Guatemala: Human Rights Developments (HRW World Report 1999) HOME | SITEMAP | SEARCH | CONTACT | REPORTS | PRESS ARCHIVES

New Document Reveals Executions by Guatemalan Army

On Thursday, May 20, Human Rights Watch and three other human rights organizations released a document that was smuggled out of Guatemalan military files. The document reveals the fate of more than 180 individuals "disappeared" by Guatemalan security forces between August 1983 and March 1985. The document was given to international human rights advocates in late February, the week the United Nations-sponsored Historical Clarification Commission released its report on the country's thirty-five year civil war.

The secret Guatemalan military document we are releasing today is the first specific evidence of individual crimes to come out from the military's own files. It confirms that more than 180 victims of "disappearance" between 1983-85 were indeed, as human rights groups alleged, secretly abducted by the military. Most of them subsequently murdered.

For many of the victims' relatives in Guatemala, release of this document provides the first news they've had of the fate of their loved ones. Both the Clinton administration and the government of Guatemalan President Alvaro Arzú must use this occasion to renew efforts to establish accountability for terrible crimes committed in the context of the Cold War in Guatemala.

**GOAL 1**.
Reproduce the records line for line, from their very first line through the line that holds "- point: [665, 160, 673, 168]", inclusive.

(Element and region data)
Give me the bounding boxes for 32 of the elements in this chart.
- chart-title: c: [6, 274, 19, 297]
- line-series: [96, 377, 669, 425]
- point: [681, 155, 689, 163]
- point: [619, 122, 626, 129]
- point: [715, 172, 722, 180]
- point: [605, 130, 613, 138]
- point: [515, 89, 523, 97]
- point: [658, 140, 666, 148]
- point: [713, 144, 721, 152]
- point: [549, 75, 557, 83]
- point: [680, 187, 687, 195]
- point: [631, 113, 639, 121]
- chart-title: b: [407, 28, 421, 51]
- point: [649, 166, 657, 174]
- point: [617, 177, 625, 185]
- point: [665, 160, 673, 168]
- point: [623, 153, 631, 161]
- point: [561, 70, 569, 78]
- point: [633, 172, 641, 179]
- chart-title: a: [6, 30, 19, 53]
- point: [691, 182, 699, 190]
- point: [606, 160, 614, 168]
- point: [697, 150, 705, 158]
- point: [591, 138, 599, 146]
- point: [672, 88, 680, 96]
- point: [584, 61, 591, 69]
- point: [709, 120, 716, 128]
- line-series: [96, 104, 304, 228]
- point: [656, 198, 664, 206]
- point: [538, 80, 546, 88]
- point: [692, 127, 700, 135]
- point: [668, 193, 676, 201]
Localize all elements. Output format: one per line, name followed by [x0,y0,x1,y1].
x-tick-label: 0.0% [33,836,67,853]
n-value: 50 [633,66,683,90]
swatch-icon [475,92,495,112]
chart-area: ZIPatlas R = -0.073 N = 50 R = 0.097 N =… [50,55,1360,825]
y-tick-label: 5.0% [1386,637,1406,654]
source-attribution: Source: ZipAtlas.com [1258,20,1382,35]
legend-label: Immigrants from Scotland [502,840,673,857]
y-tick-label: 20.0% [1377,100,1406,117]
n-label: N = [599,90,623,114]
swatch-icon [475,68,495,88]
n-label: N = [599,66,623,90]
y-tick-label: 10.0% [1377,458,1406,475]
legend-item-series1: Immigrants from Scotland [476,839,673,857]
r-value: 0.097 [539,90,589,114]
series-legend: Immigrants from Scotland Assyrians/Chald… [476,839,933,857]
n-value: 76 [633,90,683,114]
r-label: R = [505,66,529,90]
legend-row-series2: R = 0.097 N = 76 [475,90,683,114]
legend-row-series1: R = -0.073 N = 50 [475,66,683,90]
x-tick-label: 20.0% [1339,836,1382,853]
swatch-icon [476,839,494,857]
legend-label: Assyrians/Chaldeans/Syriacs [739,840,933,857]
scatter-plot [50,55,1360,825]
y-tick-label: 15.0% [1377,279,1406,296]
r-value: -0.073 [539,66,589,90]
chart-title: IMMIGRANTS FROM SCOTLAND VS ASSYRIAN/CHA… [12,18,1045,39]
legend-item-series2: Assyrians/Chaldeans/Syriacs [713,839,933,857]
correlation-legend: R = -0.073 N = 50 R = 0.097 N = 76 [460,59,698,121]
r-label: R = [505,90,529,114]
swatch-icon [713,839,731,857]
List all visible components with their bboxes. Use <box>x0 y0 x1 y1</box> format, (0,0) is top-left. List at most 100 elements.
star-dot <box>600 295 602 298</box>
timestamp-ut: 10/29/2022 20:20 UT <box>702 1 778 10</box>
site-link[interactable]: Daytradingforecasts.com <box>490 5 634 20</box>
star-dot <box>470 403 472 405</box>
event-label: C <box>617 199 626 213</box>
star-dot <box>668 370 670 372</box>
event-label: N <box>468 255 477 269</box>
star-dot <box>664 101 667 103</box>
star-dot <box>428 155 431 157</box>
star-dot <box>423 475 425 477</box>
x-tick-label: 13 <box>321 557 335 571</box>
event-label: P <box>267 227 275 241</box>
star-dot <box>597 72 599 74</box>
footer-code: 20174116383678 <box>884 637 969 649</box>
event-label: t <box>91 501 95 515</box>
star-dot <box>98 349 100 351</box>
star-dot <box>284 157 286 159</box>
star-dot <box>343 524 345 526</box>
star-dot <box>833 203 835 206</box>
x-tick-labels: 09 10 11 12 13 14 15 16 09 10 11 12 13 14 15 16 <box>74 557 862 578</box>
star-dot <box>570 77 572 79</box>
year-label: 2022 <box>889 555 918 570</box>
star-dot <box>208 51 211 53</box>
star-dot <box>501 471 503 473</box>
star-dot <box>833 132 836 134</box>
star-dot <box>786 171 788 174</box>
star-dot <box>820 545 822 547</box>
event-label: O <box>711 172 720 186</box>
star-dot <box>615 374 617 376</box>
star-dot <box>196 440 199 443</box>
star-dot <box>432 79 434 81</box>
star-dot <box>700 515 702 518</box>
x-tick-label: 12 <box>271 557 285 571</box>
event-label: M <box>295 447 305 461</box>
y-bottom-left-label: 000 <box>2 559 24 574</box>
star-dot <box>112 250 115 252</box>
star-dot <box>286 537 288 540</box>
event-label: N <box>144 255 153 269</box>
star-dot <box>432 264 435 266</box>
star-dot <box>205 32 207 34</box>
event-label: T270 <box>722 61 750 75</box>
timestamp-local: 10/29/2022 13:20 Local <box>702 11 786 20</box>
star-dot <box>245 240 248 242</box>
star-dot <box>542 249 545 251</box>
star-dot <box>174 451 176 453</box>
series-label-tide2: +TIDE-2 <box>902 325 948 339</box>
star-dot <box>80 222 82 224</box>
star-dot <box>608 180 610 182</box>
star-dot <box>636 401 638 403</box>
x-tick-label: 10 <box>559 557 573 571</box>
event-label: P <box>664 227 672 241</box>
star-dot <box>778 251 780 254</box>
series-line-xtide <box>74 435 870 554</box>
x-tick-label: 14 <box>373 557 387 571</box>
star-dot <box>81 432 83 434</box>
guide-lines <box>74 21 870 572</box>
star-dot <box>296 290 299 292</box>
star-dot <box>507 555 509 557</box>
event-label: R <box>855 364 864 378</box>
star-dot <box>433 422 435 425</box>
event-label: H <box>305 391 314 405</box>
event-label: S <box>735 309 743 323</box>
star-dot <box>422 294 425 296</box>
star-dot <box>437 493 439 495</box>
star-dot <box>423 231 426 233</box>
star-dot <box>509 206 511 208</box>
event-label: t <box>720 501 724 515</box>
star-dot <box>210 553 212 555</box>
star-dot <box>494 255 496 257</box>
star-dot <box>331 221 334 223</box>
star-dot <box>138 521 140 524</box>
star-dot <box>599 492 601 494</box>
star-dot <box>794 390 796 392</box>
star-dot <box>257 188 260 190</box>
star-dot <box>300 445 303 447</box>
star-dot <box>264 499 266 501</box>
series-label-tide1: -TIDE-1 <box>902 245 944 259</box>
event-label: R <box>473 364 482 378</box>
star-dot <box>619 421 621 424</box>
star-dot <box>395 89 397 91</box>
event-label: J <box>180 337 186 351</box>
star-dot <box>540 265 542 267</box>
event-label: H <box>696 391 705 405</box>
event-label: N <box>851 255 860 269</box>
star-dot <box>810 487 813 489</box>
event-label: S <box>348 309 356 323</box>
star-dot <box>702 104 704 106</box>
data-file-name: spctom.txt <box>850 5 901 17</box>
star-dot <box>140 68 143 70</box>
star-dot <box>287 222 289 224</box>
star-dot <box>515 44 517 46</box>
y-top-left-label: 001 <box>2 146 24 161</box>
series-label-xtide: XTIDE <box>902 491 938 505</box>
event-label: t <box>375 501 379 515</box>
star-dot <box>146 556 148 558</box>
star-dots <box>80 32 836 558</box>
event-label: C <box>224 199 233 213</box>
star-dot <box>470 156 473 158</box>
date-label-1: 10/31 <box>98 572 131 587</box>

**GOAL 2**.
List every month of the year that the report on the smuggled Guatemalan military document names.

**COMPLETE RESPONSE 1**.
Give me the bounding boxes for 32 of the elements in this chart.
- chart-title: c: [6, 274, 19, 297]
- line-series: [96, 377, 669, 425]
- point: [681, 155, 689, 163]
- point: [619, 122, 626, 129]
- point: [715, 172, 722, 180]
- point: [605, 130, 613, 138]
- point: [515, 89, 523, 97]
- point: [658, 140, 666, 148]
- point: [713, 144, 721, 152]
- point: [549, 75, 557, 83]
- point: [680, 187, 687, 195]
- point: [631, 113, 639, 121]
- chart-title: b: [407, 28, 421, 51]
- point: [649, 166, 657, 174]
- point: [617, 177, 625, 185]
- point: [665, 160, 673, 168]

**COMPLETE RESPONSE 2**.
May
August
March
February